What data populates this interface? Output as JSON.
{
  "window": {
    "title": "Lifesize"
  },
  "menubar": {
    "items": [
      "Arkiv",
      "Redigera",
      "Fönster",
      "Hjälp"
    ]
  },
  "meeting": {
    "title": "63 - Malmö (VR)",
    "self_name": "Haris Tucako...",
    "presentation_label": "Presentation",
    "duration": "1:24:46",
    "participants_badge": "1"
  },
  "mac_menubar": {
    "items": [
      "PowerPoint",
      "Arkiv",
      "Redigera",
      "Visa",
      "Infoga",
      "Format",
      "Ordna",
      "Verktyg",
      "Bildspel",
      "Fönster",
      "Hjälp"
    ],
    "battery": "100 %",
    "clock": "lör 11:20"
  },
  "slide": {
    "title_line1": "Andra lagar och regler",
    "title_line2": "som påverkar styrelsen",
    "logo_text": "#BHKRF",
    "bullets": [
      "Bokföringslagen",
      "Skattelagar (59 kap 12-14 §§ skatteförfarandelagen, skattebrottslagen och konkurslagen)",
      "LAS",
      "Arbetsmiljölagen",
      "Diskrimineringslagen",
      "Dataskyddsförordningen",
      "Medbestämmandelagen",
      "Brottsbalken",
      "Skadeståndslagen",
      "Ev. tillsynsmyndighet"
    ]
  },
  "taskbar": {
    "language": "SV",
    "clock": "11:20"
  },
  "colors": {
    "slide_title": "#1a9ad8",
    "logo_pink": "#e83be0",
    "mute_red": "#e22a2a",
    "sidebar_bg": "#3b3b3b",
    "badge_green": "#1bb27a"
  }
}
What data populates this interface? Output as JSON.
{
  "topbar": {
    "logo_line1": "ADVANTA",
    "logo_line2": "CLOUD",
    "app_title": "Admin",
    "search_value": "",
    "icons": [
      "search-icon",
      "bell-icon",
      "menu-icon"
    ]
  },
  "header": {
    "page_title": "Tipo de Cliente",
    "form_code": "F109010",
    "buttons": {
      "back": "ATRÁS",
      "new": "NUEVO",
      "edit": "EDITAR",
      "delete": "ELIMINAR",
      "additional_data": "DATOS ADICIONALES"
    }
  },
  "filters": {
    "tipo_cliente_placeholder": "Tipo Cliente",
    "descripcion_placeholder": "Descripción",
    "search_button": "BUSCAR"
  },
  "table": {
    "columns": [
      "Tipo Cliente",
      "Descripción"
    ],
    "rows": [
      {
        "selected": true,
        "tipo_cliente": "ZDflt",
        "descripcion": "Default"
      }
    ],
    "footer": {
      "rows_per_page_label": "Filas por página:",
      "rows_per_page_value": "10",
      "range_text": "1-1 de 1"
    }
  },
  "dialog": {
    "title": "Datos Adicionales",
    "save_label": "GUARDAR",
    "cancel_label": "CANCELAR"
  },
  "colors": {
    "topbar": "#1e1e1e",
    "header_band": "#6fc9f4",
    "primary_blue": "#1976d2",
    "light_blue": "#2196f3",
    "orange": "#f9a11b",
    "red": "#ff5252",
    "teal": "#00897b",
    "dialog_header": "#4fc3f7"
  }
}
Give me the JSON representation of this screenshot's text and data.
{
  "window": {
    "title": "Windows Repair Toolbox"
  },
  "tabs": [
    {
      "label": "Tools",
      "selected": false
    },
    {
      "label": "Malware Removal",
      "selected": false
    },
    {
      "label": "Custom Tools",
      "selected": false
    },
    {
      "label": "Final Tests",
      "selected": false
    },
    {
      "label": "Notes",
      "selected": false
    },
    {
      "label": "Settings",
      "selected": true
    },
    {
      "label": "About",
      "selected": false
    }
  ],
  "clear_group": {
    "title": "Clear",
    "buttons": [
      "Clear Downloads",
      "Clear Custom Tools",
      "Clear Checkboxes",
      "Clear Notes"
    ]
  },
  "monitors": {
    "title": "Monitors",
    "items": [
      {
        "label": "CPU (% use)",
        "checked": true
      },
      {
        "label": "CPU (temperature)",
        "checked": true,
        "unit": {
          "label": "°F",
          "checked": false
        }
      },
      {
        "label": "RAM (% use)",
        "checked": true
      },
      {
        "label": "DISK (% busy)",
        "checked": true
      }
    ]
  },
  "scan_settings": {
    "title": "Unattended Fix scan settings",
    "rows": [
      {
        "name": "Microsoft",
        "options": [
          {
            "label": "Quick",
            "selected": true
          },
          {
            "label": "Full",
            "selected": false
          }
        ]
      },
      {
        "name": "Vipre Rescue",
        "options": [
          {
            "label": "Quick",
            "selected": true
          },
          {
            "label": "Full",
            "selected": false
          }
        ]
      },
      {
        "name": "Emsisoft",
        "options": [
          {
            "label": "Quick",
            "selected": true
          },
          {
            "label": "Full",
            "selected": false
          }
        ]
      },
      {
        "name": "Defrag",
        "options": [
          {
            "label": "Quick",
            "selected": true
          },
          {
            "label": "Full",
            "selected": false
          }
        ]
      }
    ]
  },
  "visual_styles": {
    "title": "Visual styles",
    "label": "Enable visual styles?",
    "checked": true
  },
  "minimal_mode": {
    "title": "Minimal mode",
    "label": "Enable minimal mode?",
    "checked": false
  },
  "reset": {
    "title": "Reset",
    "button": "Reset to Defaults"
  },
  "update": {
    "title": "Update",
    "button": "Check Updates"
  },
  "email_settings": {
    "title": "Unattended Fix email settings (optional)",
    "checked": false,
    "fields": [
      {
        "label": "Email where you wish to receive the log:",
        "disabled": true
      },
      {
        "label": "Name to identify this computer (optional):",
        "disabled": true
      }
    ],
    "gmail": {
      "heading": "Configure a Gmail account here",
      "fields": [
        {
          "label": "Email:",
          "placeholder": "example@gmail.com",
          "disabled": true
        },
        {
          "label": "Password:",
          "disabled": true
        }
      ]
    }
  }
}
__________
Transcribe the data above in full, exactly.

Output
What data populates this interface? Output as JSON.
{
  "window": {
    "title": "Lifesize"
  },
  "menubar": {
    "items": [
      "Arkiv",
      "Redigera",
      "Fönster",
      "Hjälp"
    ]
  },
  "meeting": {
    "title": "63 - Malmö (VR)",
    "self_name": "Haris Tucako...",
    "presentation_label": "Presentation",
    "duration": "1:24:46",
    "participants_badge": "1"
  },
  "mac_menubar": {
    "items": [
      "PowerPoint",
      "Arkiv",
      "Redigera",
      "Visa",
      "Infoga",
      "Format",
      "Ordna",
      "Verktyg",
      "Bildspel",
      "Fönster",
      "Hjälp"
    ],
    "battery": "100 %",
    "clock": "lör 11:20"
  },
  "slide": {
    "title_line1": "Andra lagar och regler",
    "title_line2": "som påverkar styrelsen",
    "logo_text": "#BHKRF",
    "bullets": [
      "Bokföringslagen",
      "Skattelagar (59 kap 12-14 §§ skatteförfarandelagen, skattebrottslagen och konkurslagen)",
      "LAS",
      "Arbetsmiljölagen",
      "Diskrimineringslagen",
      "Dataskyddsförordningen",
      "Medbestämmandelagen",
      "Brottsbalken",
      "Skadeståndslagen",
      "Ev. tillsynsmyndighet"
    ]
  },
  "taskbar": {
    "language": "SV",
    "clock": "11:20"
  },
  "colors": {
    "slide_title": "#1a9ad8",
    "logo_pink": "#e83be0",
    "mute_red": "#e22a2a",
    "sidebar_bg": "#3b3b3b",
    "badge_green": "#1bb27a"
  }
}
What data populates this interface? Output as JSON.
{
  "topbar": {
    "logo_line1": "ADVANTA",
    "logo_line2": "CLOUD",
    "app_title": "Admin",
    "search_value": "",
    "icons": [
      "search-icon",
      "bell-icon",
      "menu-icon"
    ]
  },
  "header": {
    "page_title": "Tipo de Cliente",
    "form_code": "F109010",
    "buttons": {
      "back": "ATRÁS",
      "new": "NUEVO",
      "edit": "EDITAR",
      "delete": "ELIMINAR",
      "additional_data": "DATOS ADICIONALES"
    }
  },
  "filters": {
    "tipo_cliente_placeholder": "Tipo Cliente",
    "descripcion_placeholder": "Descripción",
    "search_button": "BUSCAR"
  },
  "table": {
    "columns": [
      "Tipo Cliente",
      "Descripción"
    ],
    "rows": [
      {
        "selected": true,
        "tipo_cliente": "ZDflt",
        "descripcion": "Default"
      }
    ],
    "footer": {
      "rows_per_page_label": "Filas por página:",
      "rows_per_page_value": "10",
      "range_text": "1-1 de 1"
    }
  },
  "dialog": {
    "title": "Datos Adicionales",
    "save_label": "GUARDAR",
    "cancel_label": "CANCELAR"
  },
  "colors": {
    "topbar": "#1e1e1e",
    "header_band": "#6fc9f4",
    "primary_blue": "#1976d2",
    "light_blue": "#2196f3",
    "orange": "#f9a11b",
    "red": "#ff5252",
    "teal": "#00897b",
    "dialog_header": "#4fc3f7"
  }
}
Give me the JSON representation of this screenshot's text and data.
{
  "window": {
    "title": "Windows Repair Toolbox"
  },
  "tabs": [
    {
      "label": "Tools",
      "selected": false
    },
    {
      "label": "Malware Removal",
      "selected": false
    },
    {
      "label": "Custom Tools",
      "selected": false
    },
    {
      "label": "Final Tests",
      "selected": false
    },
    {
      "label": "Notes",
      "selected": false
    },
    {
      "label": "Settings",
      "selected": true
    },
    {
      "label": "About",
      "selected": false
    }
  ],
  "clear_group": {
    "title": "Clear",
    "buttons": [
      "Clear Downloads",
      "Clear Custom Tools",
      "Clear Checkboxes",
      "Clear Notes"
    ]
  },
  "monitors": {
    "title": "Monitors",
    "items": [
      {
        "label": "CPU (% use)",
        "checked": true
      },
      {
        "label": "CPU (temperature)",
        "checked": true,
        "unit": {
          "label": "°F",
          "checked": false
        }
      },
      {
        "label": "RAM (% use)",
        "checked": true
      },
      {
        "label": "DISK (% busy)",
        "checked": true
      }
    ]
  },
  "scan_settings": {
    "title": "Unattended Fix scan settings",
    "rows": [
      {
        "name": "Microsoft",
        "options": [
          {
            "label": "Quick",
            "selected": true
          },
          {
            "label": "Full",
            "selected": false
          }
        ]
      },
      {
        "name": "Vipre Rescue",
        "options": [
          {
            "label": "Quick",
            "selected": true
          },
          {
            "label": "Full",
            "selected": false
          }
        ]
      },
      {
        "name": "Emsisoft",
        "options": [
          {
            "label": "Quick",
            "selected": true
          },
          {
            "label": "Full",
            "selected": false
          }
        ]
      },
      {
        "name": "Defrag",
        "options": [
          {
            "label": "Quick",
            "selected": true
          },
          {
            "label": "Full",
            "selected": false
          }
        ]
      }
    ]
  },
  "visual_styles": {
    "title": "Visual styles",
    "label": "Enable visual styles?",
    "checked": true
  },
  "minimal_mode": {
    "title": "Minimal mode",
    "label": "Enable minimal mode?",
    "checked": false
  },
  "reset": {
    "title": "Reset",
    "button": "Reset to Defaults"
  },
  "update": {
    "title": "Update",
    "button": "Check Updates"
  },
  "email_settings": {
    "title": "Unattended Fix email settings (optional)",
    "checked": false,
    "fields": [
      {
        "label": "Email where you wish to receive the log:",
        "disabled": true
      },
      {
        "label": "Name to identify this computer (optional):",
        "disabled": true
      }
    ],
    "gmail": {
      "heading": "Configure a Gmail account here",
      "fields": [
        {
          "label": "Email:",
          "placeholder": "example@gmail.com",
          "disabled": true
        },
        {
          "label": "Password:",
          "disabled": true
        }
      ]
    }
  }
}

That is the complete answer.